The exercise
Search the records below for the word "työhön" and show every line where it occurs.

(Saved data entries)
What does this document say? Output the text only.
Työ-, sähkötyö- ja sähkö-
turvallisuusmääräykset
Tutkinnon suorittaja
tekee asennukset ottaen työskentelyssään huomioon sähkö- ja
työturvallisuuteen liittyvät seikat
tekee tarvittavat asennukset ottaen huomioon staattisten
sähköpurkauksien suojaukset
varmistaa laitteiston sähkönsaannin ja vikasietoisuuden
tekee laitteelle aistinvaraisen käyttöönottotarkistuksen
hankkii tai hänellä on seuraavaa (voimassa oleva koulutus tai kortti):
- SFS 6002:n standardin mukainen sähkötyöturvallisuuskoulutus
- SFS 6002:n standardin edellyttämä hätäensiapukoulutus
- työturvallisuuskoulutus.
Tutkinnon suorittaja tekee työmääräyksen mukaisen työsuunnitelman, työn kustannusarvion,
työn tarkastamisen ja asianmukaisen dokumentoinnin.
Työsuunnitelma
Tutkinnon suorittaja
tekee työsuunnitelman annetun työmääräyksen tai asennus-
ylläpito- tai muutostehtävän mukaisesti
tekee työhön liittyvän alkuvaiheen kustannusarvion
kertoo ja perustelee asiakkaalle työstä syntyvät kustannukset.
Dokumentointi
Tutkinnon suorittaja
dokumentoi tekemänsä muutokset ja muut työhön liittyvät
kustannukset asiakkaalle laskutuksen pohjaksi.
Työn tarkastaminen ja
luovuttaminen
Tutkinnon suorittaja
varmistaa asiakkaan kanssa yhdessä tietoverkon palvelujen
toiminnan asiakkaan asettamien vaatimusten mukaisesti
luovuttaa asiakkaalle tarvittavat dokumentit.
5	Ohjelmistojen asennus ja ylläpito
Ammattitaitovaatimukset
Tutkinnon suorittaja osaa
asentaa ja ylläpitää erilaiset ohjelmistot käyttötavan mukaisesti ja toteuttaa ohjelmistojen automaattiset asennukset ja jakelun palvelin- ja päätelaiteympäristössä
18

Result of this task
tekee työhön liittyvän alkuvaiheen kustannusarvion
dokumentoi tekemänsä muutokset ja muut työhön liittyvät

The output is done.